Information shown:
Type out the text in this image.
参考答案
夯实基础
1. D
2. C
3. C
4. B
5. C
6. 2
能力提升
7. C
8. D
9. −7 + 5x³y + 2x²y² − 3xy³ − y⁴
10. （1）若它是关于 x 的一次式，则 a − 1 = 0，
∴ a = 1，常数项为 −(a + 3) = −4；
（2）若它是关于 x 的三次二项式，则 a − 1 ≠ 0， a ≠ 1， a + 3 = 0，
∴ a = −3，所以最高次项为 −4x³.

Work to do: Return the lines of the records that include the string "若它是关于".

Solution to this problem:
10. （1）若它是关于 x 的一次式，则 a − 1 = 0，
（2）若它是关于 x 的三次二项式，则 a − 1 ≠ 0， a ≠ 1， a + 3 = 0，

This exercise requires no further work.